MATERIAL SUPPLIED:

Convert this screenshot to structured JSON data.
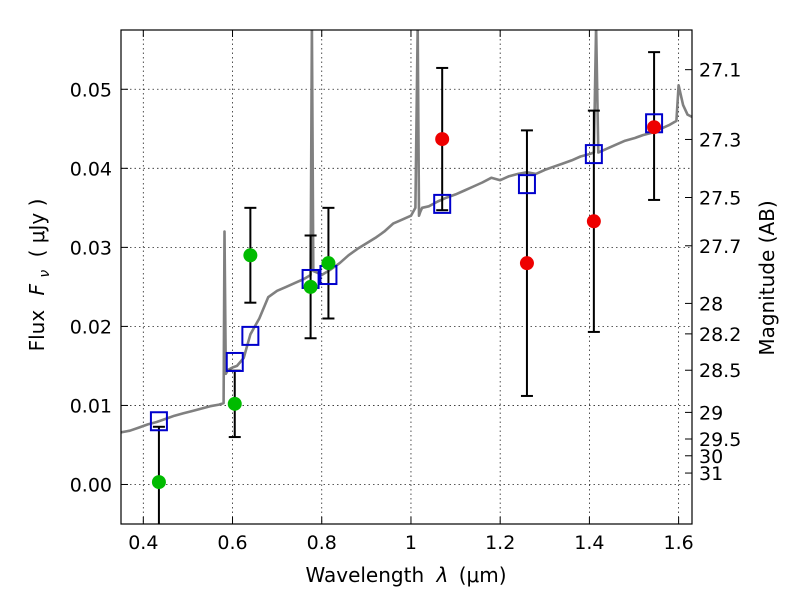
{
  "chart_data": {
    "type": "scatter",
    "title": "",
    "xlabel_prefix": "Wavelength",
    "xlabel_symbol": "λ",
    "xlabel_unit": "(μm)",
    "ylabel_prefix": "Flux",
    "ylabel_symbol": "F",
    "ylabel_subscript": "ν",
    "ylabel_unit": "( μJy )",
    "y2label": "Magnitude (AB)",
    "xlim": [
      0.35,
      1.63
    ],
    "ylim": [
      -0.005,
      0.0575
    ],
    "xticks": [
      0.4,
      0.6,
      0.8,
      1.0,
      1.2,
      1.4,
      1.6
    ],
    "xtick_labels": [
      "0.4",
      "0.6",
      "0.8",
      "1",
      "1.2",
      "1.4",
      "1.6"
    ],
    "yticks": [
      0.0,
      0.01,
      0.02,
      0.03,
      0.04,
      0.05
    ],
    "ytick_labels": [
      "0.00",
      "0.01",
      "0.02",
      "0.03",
      "0.04",
      "0.05"
    ],
    "mag_ticks": [
      27.1,
      27.3,
      27.5,
      27.7,
      28,
      28.2,
      28.5,
      29,
      29.5,
      30,
      31
    ],
    "mag_tick_labels": [
      "27.1",
      "27.3",
      "27.5",
      "27.7",
      "28",
      "28.2",
      "28.5",
      "29",
      "29.5",
      "30",
      "31"
    ],
    "grid": true,
    "colors": {
      "spectrum": "#808080",
      "green_points": "#00bb00",
      "red_points": "#ee0000",
      "model_boxes": "#0000cc",
      "errorbars": "#000000"
    },
    "series": [
      {
        "name": "Template spectrum",
        "style": "line",
        "x": [
          0.35,
          0.37,
          0.39,
          0.41,
          0.43,
          0.45,
          0.47,
          0.49,
          0.51,
          0.53,
          0.55,
          0.57,
          0.58,
          0.582,
          0.585,
          0.59,
          0.6,
          0.61,
          0.625,
          0.64,
          0.66,
          0.68,
          0.7,
          0.72,
          0.74,
          0.76,
          0.775,
          0.778,
          0.781,
          0.79,
          0.8,
          0.82,
          0.84,
          0.86,
          0.88,
          0.9,
          0.92,
          0.94,
          0.96,
          0.98,
          1.0,
          1.01,
          1.015,
          1.018,
          1.021,
          1.025,
          1.04,
          1.06,
          1.08,
          1.1,
          1.12,
          1.14,
          1.16,
          1.18,
          1.2,
          1.22,
          1.24,
          1.26,
          1.28,
          1.3,
          1.32,
          1.34,
          1.36,
          1.38,
          1.4,
          1.41,
          1.415,
          1.42,
          1.44,
          1.46,
          1.48,
          1.5,
          1.52,
          1.54,
          1.56,
          1.58,
          1.595,
          1.6,
          1.61,
          1.62,
          1.63
        ],
        "y": [
          0.0066,
          0.0068,
          0.0072,
          0.0076,
          0.0079,
          0.0083,
          0.0087,
          0.009,
          0.0093,
          0.0096,
          0.0099,
          0.0101,
          0.0103,
          0.032,
          0.014,
          0.0145,
          0.0148,
          0.015,
          0.016,
          0.019,
          0.021,
          0.0237,
          0.0245,
          0.025,
          0.0255,
          0.026,
          0.0265,
          0.058,
          0.027,
          0.0268,
          0.0265,
          0.0272,
          0.028,
          0.029,
          0.0298,
          0.0305,
          0.0312,
          0.032,
          0.033,
          0.0335,
          0.034,
          0.035,
          0.058,
          0.034,
          0.0345,
          0.035,
          0.0352,
          0.0358,
          0.0363,
          0.0367,
          0.0372,
          0.0377,
          0.0382,
          0.0388,
          0.0385,
          0.039,
          0.0393,
          0.0395,
          0.0393,
          0.0398,
          0.0402,
          0.0406,
          0.041,
          0.0415,
          0.0418,
          0.042,
          0.058,
          0.042,
          0.0425,
          0.043,
          0.0435,
          0.0438,
          0.0442,
          0.0445,
          0.045,
          0.0455,
          0.046,
          0.0505,
          0.048,
          0.0468,
          0.0465
        ]
      },
      {
        "name": "Green photometry",
        "style": "points",
        "x": [
          0.435,
          0.605,
          0.64,
          0.775,
          0.815
        ],
        "y": [
          0.0003,
          0.0102,
          0.029,
          0.025,
          0.028
        ],
        "err_low": [
          0.008,
          0.0042,
          0.006,
          0.0065,
          0.007
        ],
        "err_high": [
          0.007,
          0.0042,
          0.006,
          0.0065,
          0.007
        ]
      },
      {
        "name": "Red photometry",
        "style": "points",
        "x": [
          1.07,
          1.26,
          1.41,
          1.545
        ],
        "y": [
          0.0437,
          0.028,
          0.0333,
          0.0452
        ],
        "err_low": [
          0.009,
          0.0168,
          0.014,
          0.0092
        ],
        "err_high": [
          0.009,
          0.0168,
          0.014,
          0.0095
        ]
      },
      {
        "name": "Model photometry",
        "style": "boxes",
        "x": [
          0.435,
          0.605,
          0.64,
          0.775,
          0.815,
          1.07,
          1.26,
          1.41,
          1.545
        ],
        "y": [
          0.008,
          0.0155,
          0.0188,
          0.026,
          0.0265,
          0.0355,
          0.038,
          0.0418,
          0.0457
        ]
      }
    ]
  }
}
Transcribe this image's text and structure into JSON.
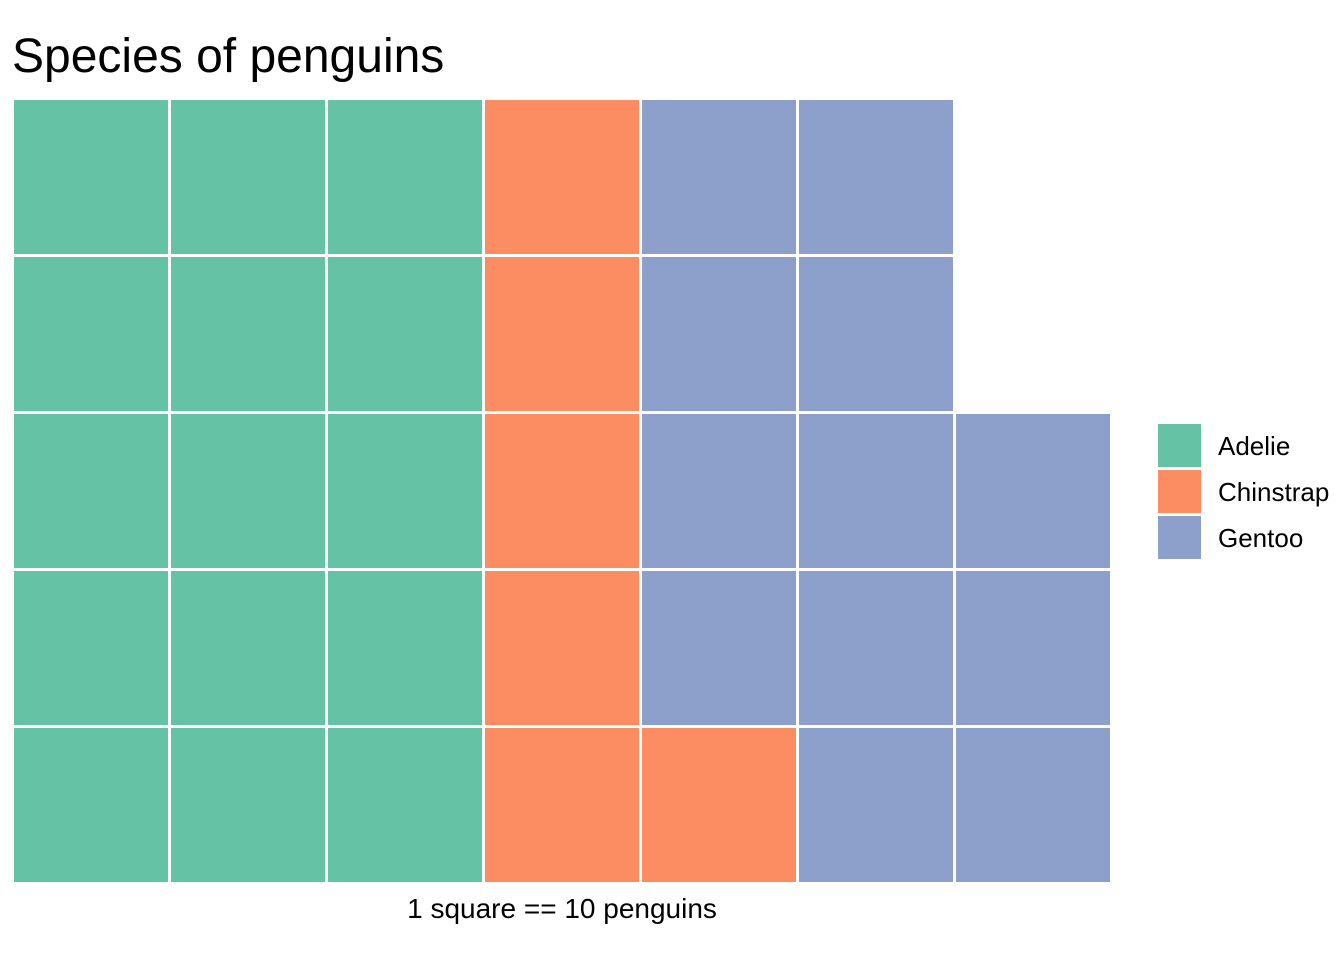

YOUR INSTRUCTIONS: Your task is to report how many lines of the material include the string "style". Give the number and no other words.

THE ANSWER: 4